Task directions: Give the listing again in full, exactly as written.
#####
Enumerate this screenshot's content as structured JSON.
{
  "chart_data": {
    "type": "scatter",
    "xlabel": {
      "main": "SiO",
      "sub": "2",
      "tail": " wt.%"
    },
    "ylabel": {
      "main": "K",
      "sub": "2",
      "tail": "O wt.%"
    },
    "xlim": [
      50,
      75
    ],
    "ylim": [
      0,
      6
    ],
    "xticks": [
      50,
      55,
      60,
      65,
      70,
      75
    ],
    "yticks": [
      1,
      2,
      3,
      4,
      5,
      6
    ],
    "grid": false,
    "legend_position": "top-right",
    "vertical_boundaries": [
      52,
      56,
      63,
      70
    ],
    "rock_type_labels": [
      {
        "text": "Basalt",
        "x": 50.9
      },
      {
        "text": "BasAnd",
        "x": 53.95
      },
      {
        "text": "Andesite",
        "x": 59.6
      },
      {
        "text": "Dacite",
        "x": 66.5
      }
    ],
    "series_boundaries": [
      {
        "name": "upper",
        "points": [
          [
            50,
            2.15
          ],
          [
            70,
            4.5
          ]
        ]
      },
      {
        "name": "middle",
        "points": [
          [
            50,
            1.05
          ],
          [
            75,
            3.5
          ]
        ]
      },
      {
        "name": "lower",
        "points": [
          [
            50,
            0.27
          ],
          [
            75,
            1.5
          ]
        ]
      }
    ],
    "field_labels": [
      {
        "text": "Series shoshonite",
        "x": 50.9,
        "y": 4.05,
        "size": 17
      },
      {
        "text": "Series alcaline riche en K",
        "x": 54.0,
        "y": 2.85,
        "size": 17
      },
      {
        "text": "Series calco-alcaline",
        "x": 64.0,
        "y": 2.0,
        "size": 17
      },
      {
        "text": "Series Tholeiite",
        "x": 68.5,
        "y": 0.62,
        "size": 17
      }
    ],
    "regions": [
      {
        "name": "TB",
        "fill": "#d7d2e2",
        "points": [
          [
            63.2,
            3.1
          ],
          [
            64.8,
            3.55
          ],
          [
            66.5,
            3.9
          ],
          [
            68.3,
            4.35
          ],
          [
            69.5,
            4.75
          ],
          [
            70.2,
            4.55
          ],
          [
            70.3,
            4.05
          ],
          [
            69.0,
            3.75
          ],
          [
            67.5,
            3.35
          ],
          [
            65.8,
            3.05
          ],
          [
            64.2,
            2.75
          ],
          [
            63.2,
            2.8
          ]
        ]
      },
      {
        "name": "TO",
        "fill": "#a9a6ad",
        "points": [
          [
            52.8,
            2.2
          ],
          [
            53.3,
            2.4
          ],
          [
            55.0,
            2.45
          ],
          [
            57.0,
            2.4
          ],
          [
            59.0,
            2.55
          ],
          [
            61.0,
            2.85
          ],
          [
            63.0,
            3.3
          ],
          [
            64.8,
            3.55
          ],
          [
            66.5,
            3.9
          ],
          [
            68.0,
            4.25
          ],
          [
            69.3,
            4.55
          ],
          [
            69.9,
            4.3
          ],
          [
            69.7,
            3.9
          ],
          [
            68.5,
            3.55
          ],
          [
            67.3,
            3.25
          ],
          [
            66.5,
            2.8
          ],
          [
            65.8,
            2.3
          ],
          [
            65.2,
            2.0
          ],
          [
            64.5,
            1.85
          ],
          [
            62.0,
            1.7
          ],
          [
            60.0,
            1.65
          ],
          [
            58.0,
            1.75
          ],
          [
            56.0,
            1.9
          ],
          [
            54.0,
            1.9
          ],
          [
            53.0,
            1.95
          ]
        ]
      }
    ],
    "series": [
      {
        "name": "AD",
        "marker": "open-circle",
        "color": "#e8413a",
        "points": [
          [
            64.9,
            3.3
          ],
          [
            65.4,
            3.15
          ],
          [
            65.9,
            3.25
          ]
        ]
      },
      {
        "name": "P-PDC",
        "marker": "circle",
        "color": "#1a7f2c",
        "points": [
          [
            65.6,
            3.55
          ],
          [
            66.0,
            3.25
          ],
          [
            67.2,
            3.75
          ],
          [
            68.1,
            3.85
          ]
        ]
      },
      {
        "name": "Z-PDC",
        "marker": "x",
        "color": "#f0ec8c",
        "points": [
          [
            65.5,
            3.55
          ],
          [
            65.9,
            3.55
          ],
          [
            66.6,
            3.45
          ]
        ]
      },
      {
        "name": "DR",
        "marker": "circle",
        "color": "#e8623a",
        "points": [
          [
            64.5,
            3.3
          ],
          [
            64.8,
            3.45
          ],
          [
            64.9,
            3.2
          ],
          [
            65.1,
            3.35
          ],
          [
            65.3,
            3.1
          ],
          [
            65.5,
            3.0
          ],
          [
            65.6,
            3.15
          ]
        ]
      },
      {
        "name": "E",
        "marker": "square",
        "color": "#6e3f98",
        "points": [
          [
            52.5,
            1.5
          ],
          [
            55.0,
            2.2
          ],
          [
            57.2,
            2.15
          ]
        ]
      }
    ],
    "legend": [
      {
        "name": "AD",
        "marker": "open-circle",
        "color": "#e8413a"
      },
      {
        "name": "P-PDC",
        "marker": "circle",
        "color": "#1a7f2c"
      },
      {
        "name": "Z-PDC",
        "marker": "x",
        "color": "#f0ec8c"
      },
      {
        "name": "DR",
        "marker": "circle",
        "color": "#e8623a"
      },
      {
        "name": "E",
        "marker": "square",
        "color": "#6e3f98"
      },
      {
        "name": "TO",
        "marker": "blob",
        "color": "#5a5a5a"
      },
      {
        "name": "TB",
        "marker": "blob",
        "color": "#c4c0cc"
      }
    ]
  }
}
#####
Exercise output:
Enumerate this screenshot's content as structured JSON.
{
  "chart_data": {
    "type": "scatter",
    "xlabel": {
      "main": "SiO",
      "sub": "2",
      "tail": " wt.%"
    },
    "ylabel": {
      "main": "K",
      "sub": "2",
      "tail": "O wt.%"
    },
    "xlim": [
      50,
      75
    ],
    "ylim": [
      0,
      6
    ],
    "xticks": [
      50,
      55,
      60,
      65,
      70,
      75
    ],
    "yticks": [
      1,
      2,
      3,
      4,
      5,
      6
    ],
    "grid": false,
    "legend_position": "top-right",
    "vertical_boundaries": [
      52,
      56,
      63,
      70
    ],
    "rock_type_labels": [
      {
        "text": "Basalt",
        "x": 50.9
      },
      {
        "text": "BasAnd",
        "x": 53.95
      },
      {
        "text": "Andesite",
        "x": 59.6
      },
      {
        "text": "Dacite",
        "x": 66.5
      }
    ],
    "series_boundaries": [
      {
        "name": "upper",
        "points": [
          [
            50,
            2.15
          ],
          [
            70,
            4.5
          ]
        ]
      },
      {
        "name": "middle",
        "points": [
          [
            50,
            1.05
          ],
          [
            75,
            3.5
          ]
        ]
      },
      {
        "name": "lower",
        "points": [
          [
            50,
            0.27
          ],
          [
            75,
            1.5
          ]
        ]
      }
    ],
    "field_labels": [
      {
        "text": "Series shoshonite",
        "x": 50.9,
        "y": 4.05,
        "size": 17
      },
      {
        "text": "Series alcaline riche en K",
        "x": 54.0,
        "y": 2.85,
        "size": 17
      },
      {
        "text": "Series calco-alcaline",
        "x": 64.0,
        "y": 2.0,
        "size": 17
      },
      {
        "text": "Series Tholeiite",
        "x": 68.5,
        "y": 0.62,
        "size": 17
      }
    ],
    "regions": [
      {
        "name": "TB",
        "fill": "#d7d2e2",
        "points": [
          [
            63.2,
            3.1
          ],
          [
            64.8,
            3.55
          ],
          [
            66.5,
            3.9
          ],
          [
            68.3,
            4.35
          ],
          [
            69.5,
            4.75
          ],
          [
            70.2,
            4.55
          ],
          [
            70.3,
            4.05
          ],
          [
            69.0,
            3.75
          ],
          [
            67.5,
            3.35
          ],
          [
            65.8,
            3.05
          ],
          [
            64.2,
            2.75
          ],
          [
            63.2,
            2.8
          ]
        ]
      },
      {
        "name": "TO",
        "fill": "#a9a6ad",
        "points": [
          [
            52.8,
            2.2
          ],
          [
            53.3,
            2.4
          ],
          [
            55.0,
            2.45
          ],
          [
            57.0,
            2.4
          ],
          [
            59.0,
            2.55
          ],
          [
            61.0,
            2.85
          ],
          [
            63.0,
            3.3
          ],
          [
            64.8,
            3.55
          ],
          [
            66.5,
            3.9
          ],
          [
            68.0,
            4.25
          ],
          [
            69.3,
            4.55
          ],
          [
            69.9,
            4.3
          ],
          [
            69.7,
            3.9
          ],
          [
            68.5,
            3.55
          ],
          [
            67.3,
            3.25
          ],
          [
            66.5,
            2.8
          ],
          [
            65.8,
            2.3
          ],
          [
            65.2,
            2.0
          ],
          [
            64.5,
            1.85
          ],
          [
            62.0,
            1.7
          ],
          [
            60.0,
            1.65
          ],
          [
            58.0,
            1.75
          ],
          [
            56.0,
            1.9
          ],
          [
            54.0,
            1.9
          ],
          [
            53.0,
            1.95
          ]
        ]
      }
    ],
    "series": [
      {
        "name": "AD",
        "marker": "open-circle",
        "color": "#e8413a",
        "points": [
          [
            64.9,
            3.3
          ],
          [
            65.4,
            3.15
          ],
          [
            65.9,
            3.25
          ]
        ]
      },
      {
        "name": "P-PDC",
        "marker": "circle",
        "color": "#1a7f2c",
        "points": [
          [
            65.6,
            3.55
          ],
          [
            66.0,
            3.25
          ],
          [
            67.2,
            3.75
          ],
          [
            68.1,
            3.85
          ]
        ]
      },
      {
        "name": "Z-PDC",
        "marker": "x",
        "color": "#f0ec8c",
        "points": [
          [
            65.5,
            3.55
          ],
          [
            65.9,
            3.55
          ],
          [
            66.6,
            3.45
          ]
        ]
      },
      {
        "name": "DR",
        "marker": "circle",
        "color": "#e8623a",
        "points": [
          [
            64.5,
            3.3
          ],
          [
            64.8,
            3.45
          ],
          [
            64.9,
            3.2
          ],
          [
            65.1,
            3.35
          ],
          [
            65.3,
            3.1
          ],
          [
            65.5,
            3.0
          ],
          [
            65.6,
            3.15
          ]
        ]
      },
      {
        "name": "E",
        "marker": "square",
        "color": "#6e3f98",
        "points": [
          [
            52.5,
            1.5
          ],
          [
            55.0,
            2.2
          ],
          [
            57.2,
            2.15
          ]
        ]
      }
    ],
    "legend": [
      {
        "name": "AD",
        "marker": "open-circle",
        "color": "#e8413a"
      },
      {
        "name": "P-PDC",
        "marker": "circle",
        "color": "#1a7f2c"
      },
      {
        "name": "Z-PDC",
        "marker": "x",
        "color": "#f0ec8c"
      },
      {
        "name": "DR",
        "marker": "circle",
        "color": "#e8623a"
      },
      {
        "name": "E",
        "marker": "square",
        "color": "#6e3f98"
      },
      {
        "name": "TO",
        "marker": "blob",
        "color": "#5a5a5a"
      },
      {
        "name": "TB",
        "marker": "blob",
        "color": "#c4c0cc"
      }
    ]
  }
}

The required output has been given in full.